WHAT YOU SHOULD DO » Below are some entries. Work out how many of their lines hold the word "nominal", and write that number alone.

PROVIDED RECORDS »
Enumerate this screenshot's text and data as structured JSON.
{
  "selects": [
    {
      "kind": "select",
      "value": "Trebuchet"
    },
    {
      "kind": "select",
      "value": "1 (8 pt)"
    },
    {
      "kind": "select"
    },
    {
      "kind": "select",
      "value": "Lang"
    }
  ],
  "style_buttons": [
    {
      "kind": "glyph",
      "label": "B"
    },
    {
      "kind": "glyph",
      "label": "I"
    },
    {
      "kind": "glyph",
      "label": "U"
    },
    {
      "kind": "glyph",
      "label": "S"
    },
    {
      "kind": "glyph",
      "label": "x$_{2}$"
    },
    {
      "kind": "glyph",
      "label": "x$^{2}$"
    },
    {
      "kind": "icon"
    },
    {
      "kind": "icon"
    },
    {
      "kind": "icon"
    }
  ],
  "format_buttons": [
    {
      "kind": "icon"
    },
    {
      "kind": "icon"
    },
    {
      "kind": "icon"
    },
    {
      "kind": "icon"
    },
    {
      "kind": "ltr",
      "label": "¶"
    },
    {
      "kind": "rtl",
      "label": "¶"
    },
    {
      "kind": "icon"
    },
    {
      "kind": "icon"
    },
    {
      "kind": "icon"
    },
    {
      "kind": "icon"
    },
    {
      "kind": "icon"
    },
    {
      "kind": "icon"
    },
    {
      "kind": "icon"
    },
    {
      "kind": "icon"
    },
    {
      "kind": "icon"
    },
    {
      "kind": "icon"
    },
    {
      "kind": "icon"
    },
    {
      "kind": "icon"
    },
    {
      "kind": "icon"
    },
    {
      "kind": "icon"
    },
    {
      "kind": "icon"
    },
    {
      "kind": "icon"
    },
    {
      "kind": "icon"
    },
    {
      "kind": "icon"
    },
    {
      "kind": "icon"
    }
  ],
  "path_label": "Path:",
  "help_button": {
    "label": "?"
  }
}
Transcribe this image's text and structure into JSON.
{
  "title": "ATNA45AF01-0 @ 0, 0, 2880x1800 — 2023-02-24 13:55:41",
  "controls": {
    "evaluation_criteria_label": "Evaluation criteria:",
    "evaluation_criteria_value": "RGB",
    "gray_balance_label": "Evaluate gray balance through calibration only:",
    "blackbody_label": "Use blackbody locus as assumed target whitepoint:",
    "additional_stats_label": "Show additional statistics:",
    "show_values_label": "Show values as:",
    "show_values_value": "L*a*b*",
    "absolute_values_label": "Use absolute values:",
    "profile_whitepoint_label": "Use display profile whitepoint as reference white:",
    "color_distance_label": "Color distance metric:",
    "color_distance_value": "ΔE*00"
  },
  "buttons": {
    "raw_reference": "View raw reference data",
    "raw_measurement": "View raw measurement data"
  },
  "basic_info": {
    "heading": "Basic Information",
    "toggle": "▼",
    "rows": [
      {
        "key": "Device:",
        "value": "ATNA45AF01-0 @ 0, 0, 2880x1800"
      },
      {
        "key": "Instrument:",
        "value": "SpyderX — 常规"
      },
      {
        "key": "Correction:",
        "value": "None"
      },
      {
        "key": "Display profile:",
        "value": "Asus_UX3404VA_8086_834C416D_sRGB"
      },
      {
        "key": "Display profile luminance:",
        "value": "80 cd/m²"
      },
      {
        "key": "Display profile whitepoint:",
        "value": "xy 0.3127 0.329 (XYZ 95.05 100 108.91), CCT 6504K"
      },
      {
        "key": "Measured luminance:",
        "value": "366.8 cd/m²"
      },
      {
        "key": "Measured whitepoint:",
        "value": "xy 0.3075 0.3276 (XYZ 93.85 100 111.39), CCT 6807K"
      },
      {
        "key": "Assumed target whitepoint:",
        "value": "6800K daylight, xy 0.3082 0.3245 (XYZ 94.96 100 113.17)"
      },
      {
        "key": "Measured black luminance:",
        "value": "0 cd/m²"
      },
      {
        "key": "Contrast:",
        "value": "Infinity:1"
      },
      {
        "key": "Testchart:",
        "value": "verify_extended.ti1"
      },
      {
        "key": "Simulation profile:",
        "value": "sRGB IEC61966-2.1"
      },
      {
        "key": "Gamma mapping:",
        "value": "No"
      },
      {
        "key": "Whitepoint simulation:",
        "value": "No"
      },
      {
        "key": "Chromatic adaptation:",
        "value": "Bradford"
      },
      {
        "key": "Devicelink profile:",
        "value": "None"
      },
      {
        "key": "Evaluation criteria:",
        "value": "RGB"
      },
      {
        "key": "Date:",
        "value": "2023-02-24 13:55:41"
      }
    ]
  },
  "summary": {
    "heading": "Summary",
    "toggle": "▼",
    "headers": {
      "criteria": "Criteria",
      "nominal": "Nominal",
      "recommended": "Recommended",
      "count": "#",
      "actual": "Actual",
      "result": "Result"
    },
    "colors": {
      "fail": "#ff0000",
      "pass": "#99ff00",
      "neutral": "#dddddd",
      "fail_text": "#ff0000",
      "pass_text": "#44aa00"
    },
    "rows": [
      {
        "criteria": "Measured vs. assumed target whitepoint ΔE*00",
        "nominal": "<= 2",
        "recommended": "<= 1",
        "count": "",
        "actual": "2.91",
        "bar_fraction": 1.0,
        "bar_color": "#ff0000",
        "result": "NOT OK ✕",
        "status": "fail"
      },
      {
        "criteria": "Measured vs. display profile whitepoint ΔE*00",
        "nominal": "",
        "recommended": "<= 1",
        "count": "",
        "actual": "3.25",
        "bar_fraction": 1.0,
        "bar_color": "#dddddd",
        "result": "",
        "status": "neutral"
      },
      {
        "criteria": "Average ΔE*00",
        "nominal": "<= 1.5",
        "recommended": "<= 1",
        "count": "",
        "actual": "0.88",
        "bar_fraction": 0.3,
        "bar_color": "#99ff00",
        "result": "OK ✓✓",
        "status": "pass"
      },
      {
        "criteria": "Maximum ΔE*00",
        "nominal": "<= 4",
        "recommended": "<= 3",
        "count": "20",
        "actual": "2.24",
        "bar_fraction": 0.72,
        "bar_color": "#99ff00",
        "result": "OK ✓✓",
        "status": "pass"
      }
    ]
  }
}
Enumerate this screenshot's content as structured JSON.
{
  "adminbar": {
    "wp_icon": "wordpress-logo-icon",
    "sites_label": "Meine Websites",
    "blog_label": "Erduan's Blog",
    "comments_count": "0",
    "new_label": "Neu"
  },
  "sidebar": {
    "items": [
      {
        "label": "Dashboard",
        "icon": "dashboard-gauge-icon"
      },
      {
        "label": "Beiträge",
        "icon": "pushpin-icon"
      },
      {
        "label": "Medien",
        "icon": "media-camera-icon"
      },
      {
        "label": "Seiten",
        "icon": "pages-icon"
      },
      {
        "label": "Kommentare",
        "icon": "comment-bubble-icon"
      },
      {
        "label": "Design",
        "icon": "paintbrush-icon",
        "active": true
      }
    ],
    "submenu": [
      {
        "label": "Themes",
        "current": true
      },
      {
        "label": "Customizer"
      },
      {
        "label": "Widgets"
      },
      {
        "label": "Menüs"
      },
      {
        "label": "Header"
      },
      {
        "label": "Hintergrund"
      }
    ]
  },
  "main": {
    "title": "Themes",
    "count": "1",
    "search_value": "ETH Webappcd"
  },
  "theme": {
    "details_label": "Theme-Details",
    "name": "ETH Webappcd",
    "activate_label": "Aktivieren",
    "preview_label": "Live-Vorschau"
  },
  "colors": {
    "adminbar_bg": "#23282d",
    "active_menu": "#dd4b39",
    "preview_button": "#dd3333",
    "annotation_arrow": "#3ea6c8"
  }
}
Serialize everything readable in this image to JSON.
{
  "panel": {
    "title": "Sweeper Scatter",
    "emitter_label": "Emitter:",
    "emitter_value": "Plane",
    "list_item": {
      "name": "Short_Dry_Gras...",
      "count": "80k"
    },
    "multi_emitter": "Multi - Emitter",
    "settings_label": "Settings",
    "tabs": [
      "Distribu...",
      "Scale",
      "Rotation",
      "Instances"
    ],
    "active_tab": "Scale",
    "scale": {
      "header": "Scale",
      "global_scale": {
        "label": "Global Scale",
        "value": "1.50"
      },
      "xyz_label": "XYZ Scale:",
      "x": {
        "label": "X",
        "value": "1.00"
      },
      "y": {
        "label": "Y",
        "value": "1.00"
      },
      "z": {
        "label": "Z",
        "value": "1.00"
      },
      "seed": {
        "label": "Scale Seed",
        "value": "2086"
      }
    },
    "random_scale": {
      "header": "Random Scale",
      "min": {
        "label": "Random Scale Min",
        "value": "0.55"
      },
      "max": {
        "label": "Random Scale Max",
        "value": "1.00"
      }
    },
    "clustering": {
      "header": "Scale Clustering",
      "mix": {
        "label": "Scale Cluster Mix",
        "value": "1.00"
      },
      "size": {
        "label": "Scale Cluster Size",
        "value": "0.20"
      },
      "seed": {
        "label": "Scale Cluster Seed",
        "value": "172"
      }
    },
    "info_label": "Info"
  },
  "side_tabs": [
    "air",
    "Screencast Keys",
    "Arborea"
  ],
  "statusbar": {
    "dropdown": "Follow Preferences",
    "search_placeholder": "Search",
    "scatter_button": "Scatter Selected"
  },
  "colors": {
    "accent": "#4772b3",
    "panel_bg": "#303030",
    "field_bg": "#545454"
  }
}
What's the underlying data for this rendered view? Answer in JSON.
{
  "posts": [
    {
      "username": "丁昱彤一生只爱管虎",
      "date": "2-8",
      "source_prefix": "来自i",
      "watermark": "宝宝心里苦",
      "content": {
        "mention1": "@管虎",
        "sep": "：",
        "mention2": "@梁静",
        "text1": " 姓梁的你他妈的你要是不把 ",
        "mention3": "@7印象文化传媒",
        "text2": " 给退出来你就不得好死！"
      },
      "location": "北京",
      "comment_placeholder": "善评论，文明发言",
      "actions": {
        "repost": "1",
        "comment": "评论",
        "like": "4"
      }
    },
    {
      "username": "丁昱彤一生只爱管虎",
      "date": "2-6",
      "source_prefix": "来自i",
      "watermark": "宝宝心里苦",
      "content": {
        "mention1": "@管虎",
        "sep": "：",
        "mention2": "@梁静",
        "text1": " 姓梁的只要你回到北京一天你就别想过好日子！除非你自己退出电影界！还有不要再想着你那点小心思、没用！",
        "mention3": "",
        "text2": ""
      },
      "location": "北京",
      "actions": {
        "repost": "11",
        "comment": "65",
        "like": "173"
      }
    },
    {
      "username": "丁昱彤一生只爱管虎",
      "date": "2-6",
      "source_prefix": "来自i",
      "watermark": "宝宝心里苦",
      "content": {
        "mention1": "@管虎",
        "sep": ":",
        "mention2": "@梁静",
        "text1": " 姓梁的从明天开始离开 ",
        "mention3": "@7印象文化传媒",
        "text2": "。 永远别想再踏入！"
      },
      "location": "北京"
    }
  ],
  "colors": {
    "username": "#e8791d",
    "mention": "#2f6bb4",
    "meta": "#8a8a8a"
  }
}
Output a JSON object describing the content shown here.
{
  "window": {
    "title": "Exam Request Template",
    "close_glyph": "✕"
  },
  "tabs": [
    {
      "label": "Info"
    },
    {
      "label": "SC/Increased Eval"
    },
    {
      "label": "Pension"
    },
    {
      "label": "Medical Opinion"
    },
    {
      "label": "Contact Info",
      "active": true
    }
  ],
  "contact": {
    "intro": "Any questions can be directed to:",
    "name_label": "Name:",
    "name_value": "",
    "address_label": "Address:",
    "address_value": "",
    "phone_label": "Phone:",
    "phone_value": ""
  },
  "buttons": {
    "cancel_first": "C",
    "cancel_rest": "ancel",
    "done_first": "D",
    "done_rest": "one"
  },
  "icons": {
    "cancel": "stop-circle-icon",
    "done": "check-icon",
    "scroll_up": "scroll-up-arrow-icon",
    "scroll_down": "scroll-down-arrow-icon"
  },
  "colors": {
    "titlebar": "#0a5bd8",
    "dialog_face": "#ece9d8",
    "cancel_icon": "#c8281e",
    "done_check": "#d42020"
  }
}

OUTPUT OF THE EXERCISE » 5